AIM –
Look through the lines below and extract each one that contains "this".

EXERCISE MATERIAL –
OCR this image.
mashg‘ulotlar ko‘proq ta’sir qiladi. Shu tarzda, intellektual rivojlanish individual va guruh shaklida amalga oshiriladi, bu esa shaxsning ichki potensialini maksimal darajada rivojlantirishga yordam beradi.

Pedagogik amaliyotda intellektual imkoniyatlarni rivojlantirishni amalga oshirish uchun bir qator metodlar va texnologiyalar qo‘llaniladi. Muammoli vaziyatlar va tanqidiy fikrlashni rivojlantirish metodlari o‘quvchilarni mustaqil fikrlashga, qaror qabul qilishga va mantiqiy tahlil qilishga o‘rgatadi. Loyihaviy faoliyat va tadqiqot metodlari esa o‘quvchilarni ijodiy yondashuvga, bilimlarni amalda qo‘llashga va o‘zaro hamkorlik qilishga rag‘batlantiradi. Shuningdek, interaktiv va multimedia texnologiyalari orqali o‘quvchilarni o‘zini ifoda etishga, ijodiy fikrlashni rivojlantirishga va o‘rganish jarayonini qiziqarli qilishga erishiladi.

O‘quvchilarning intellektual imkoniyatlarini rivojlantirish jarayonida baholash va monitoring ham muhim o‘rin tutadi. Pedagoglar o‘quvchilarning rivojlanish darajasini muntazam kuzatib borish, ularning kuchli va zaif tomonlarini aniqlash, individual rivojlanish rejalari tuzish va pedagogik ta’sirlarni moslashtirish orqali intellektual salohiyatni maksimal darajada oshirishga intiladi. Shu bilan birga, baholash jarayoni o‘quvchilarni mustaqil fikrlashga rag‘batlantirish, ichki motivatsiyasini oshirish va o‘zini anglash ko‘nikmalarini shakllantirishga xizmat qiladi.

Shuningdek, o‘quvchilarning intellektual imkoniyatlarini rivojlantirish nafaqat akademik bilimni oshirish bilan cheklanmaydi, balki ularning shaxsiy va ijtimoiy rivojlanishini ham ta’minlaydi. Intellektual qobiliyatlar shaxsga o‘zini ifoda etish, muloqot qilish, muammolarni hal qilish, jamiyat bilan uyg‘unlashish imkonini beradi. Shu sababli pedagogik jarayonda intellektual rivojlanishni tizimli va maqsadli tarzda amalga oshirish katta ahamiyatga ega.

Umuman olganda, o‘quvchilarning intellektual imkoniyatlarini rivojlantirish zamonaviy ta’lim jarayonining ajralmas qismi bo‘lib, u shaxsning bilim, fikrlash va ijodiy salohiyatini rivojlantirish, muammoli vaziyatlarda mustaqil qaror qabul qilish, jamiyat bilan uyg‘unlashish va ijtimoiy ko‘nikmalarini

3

* * *

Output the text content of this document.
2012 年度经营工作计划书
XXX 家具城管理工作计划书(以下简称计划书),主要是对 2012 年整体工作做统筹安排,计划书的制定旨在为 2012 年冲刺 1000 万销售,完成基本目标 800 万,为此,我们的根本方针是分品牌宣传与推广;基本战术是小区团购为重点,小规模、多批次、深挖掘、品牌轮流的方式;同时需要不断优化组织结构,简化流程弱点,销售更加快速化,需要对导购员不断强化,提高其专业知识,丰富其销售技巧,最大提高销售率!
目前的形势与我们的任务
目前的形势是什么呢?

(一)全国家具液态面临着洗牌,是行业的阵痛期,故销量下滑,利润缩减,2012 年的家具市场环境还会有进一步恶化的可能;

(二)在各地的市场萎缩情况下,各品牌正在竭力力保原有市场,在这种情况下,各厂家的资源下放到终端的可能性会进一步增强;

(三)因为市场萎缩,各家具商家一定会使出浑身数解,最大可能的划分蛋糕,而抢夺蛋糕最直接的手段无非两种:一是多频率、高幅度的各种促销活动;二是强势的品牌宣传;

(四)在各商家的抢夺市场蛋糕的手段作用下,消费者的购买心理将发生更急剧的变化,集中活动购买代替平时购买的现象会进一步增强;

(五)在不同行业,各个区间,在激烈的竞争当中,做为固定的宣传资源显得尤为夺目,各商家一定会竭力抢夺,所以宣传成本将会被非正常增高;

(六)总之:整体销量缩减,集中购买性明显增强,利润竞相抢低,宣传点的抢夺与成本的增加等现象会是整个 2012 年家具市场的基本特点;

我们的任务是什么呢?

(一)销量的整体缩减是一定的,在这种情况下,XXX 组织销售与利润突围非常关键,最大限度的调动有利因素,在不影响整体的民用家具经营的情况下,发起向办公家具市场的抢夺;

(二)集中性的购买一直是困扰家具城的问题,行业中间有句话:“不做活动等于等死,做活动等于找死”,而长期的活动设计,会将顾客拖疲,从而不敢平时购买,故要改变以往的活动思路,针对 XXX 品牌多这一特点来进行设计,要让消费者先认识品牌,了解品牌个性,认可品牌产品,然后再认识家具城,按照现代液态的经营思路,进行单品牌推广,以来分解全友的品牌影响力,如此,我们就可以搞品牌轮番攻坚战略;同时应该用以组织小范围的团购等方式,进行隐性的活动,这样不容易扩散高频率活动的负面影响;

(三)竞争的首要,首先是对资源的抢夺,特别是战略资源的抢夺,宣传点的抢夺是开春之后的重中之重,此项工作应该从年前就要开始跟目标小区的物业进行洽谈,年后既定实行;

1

THE OUTPUT –
OCR this image.
Output the text content of this document.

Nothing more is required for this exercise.